-------- Record extracts --------

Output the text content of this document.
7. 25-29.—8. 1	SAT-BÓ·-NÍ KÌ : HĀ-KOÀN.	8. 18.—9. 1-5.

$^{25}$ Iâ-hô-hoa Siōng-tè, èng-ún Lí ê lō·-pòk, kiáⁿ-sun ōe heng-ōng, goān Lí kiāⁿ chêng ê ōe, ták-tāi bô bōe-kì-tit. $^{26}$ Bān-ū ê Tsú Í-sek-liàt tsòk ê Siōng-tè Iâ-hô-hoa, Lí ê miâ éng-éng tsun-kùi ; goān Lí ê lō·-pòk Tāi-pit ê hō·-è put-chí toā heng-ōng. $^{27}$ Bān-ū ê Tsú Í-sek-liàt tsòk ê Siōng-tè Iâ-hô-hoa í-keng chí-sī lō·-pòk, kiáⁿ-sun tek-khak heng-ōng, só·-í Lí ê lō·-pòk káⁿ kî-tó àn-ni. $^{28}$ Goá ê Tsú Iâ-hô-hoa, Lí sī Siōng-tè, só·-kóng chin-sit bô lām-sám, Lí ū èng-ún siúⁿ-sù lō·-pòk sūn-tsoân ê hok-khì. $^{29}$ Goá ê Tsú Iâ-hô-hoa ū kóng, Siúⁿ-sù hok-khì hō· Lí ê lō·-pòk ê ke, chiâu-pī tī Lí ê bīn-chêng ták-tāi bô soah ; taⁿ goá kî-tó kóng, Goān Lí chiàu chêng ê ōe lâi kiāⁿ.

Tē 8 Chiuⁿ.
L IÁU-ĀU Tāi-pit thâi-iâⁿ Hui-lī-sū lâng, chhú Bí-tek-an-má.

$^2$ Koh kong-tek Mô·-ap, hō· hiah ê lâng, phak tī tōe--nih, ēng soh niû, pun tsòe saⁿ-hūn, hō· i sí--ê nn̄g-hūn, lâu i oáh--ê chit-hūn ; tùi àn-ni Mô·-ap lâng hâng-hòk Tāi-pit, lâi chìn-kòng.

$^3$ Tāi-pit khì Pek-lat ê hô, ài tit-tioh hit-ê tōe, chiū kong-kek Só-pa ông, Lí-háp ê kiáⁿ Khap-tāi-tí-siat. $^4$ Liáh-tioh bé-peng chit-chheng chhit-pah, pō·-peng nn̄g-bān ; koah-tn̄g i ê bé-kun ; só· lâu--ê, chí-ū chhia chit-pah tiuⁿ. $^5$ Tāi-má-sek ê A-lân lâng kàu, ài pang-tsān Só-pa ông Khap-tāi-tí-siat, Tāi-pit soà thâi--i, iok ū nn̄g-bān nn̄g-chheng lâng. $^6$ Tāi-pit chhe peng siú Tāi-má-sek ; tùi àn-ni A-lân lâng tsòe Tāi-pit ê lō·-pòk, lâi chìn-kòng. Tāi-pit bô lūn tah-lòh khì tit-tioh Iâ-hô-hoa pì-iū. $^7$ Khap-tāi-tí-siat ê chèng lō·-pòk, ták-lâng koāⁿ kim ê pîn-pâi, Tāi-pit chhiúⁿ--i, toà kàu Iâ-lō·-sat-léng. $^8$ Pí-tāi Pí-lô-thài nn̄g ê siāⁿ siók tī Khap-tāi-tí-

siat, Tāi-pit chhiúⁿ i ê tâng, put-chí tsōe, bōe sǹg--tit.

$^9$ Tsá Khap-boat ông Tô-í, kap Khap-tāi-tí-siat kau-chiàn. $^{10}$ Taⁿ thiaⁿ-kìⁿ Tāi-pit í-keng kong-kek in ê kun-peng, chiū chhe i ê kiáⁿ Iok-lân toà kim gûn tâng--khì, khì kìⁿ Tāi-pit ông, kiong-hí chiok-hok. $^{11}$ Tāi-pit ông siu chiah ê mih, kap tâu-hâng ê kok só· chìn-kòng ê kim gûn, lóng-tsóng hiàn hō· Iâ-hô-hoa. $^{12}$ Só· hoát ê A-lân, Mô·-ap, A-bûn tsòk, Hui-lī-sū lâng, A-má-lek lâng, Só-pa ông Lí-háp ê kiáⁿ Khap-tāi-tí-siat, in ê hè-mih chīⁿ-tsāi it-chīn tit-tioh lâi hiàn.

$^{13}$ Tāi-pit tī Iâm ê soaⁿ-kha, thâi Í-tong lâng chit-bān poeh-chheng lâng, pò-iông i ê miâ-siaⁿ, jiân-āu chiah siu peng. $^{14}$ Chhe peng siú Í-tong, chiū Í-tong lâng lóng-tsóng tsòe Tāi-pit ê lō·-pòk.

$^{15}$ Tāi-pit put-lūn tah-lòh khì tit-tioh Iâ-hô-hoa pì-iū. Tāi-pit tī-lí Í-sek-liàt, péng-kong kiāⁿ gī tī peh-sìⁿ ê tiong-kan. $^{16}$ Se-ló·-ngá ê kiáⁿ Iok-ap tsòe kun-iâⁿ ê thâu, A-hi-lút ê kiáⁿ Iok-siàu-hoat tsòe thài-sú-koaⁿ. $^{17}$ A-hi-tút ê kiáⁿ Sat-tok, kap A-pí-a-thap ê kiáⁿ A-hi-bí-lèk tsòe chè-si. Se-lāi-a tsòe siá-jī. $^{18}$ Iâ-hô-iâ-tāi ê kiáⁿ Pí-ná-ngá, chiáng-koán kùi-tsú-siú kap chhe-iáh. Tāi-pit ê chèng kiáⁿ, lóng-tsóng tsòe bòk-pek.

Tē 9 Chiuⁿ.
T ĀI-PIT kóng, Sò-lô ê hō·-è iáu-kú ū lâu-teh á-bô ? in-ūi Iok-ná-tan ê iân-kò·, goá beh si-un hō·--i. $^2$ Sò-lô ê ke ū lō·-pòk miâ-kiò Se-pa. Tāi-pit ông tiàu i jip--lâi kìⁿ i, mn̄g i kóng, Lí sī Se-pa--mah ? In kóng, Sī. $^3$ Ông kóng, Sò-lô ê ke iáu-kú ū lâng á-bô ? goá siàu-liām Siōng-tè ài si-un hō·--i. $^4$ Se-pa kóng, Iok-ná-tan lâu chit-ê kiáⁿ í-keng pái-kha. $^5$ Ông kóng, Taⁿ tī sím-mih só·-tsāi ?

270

--------

Goal of the exercise: Select the lines in this material that hold the word "tsāi", leaving none out.

Answer for the task:
$^9$ Tsá Khap-boat ông Tô-í, kap Khap-tāi-tí-siat kau-chiàn. $^{10}$ Taⁿ thiaⁿ-kìⁿ Tāi-pit í-keng kong-kek in ê kun-peng, chiū chhe i ê kiáⁿ Iok-lân toà kim gûn tâng--khì, khì kìⁿ Tāi-pit ông, kiong-hí chiok-hok. $^{11}$ Tāi-pit ông siu chiah ê mih, kap tâu-hâng ê kok só· chìn-kòng ê kim gûn, lóng-tsóng hiàn hō· Iâ-hô-hoa. $^{12}$ Só· hoát ê A-lân, Mô·-ap, A-bûn tsòk, Hui-lī-sū lâng, A-má-lek lâng, Só-pa ông Lí-háp ê kiáⁿ Khap-tāi-tí-siat, in ê hè-mih chīⁿ-tsāi it-chīn tit-tioh lâi hiàn.
T ĀI-PIT kóng, Sò-lô ê hō·-è iáu-kú ū lâu-teh á-bô ? in-ūi Iok-ná-tan ê iân-kò·, goá beh si-un hō·--i. $^2$ Sò-lô ê ke ū lō·-pòk miâ-kiò Se-pa. Tāi-pit ông tiàu i jip--lâi kìⁿ i, mn̄g i kóng, Lí sī Se-pa--mah ? In kóng, Sī. $^3$ Ông kóng, Sò-lô ê ke iáu-kú ū lâng á-bô ? goá siàu-liām Siōng-tè ài si-un hō·--i. $^4$ Se-pa kóng, Iok-ná-tan lâu chit-ê kiáⁿ í-keng pái-kha. $^5$ Ông kóng, Taⁿ tī sím-mih só·-tsāi ?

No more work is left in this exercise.